**DATA SUPPLIED**
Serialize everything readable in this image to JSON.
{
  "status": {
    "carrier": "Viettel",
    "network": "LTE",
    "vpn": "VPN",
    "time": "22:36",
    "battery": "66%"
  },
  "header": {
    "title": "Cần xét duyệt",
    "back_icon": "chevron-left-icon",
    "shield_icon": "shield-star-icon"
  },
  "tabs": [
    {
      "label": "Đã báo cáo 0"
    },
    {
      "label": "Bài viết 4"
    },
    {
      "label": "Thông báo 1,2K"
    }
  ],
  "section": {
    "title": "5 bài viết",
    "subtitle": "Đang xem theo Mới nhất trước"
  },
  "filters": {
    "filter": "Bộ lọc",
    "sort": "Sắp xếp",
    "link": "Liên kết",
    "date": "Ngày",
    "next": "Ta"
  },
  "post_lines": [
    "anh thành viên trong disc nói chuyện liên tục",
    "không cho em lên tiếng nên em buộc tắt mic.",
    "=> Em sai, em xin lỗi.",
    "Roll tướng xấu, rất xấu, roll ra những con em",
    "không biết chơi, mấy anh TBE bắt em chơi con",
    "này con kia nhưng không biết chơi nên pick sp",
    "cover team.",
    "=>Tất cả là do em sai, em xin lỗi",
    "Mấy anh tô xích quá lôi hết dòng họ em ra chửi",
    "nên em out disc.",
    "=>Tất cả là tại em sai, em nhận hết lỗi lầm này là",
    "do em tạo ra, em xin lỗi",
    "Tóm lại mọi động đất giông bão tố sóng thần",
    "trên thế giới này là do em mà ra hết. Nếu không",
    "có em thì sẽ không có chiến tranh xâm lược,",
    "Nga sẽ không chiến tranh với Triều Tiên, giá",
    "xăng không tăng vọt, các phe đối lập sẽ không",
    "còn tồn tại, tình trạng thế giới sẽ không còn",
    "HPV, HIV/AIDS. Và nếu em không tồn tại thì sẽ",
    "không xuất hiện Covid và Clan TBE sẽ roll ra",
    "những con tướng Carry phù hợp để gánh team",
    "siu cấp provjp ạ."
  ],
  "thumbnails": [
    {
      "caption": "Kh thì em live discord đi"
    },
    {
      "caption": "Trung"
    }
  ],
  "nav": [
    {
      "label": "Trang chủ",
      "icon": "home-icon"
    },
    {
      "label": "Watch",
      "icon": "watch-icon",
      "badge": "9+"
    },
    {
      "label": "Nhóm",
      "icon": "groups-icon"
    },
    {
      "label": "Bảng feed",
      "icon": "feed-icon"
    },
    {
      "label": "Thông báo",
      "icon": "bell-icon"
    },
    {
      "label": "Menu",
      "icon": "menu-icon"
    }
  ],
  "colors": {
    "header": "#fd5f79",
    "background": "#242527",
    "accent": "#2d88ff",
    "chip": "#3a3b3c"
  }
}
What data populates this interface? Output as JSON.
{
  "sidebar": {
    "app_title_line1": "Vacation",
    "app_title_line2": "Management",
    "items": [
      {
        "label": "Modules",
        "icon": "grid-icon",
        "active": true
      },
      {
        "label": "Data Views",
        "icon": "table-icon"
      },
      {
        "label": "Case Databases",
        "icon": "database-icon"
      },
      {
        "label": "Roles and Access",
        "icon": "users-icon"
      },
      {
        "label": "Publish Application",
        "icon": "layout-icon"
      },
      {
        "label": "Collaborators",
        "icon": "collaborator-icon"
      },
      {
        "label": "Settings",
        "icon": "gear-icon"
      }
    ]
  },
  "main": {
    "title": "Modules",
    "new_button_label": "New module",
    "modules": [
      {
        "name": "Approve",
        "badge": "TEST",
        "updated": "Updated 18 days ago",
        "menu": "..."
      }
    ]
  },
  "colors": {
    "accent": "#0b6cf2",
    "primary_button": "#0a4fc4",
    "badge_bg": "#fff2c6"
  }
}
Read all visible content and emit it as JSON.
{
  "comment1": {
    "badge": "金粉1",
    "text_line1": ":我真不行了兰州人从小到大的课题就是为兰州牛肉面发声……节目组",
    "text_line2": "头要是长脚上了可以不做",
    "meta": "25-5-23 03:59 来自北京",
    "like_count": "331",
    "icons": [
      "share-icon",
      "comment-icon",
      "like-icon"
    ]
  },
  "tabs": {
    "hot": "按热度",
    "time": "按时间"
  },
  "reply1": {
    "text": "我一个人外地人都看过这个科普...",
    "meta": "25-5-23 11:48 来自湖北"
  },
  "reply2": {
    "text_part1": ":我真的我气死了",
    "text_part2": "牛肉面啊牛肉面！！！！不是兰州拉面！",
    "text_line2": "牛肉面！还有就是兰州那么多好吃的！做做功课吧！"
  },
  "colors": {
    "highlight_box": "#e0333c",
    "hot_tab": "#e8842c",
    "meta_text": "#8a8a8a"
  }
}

**SHORT PROBLEM**
Go through the records and gather the lines that hold "chơi".

**EXERCISE RESULT**
    "không biết chơi, mấy anh TBE bắt em chơi con",
    "này con kia nhưng không biết chơi nên pick sp",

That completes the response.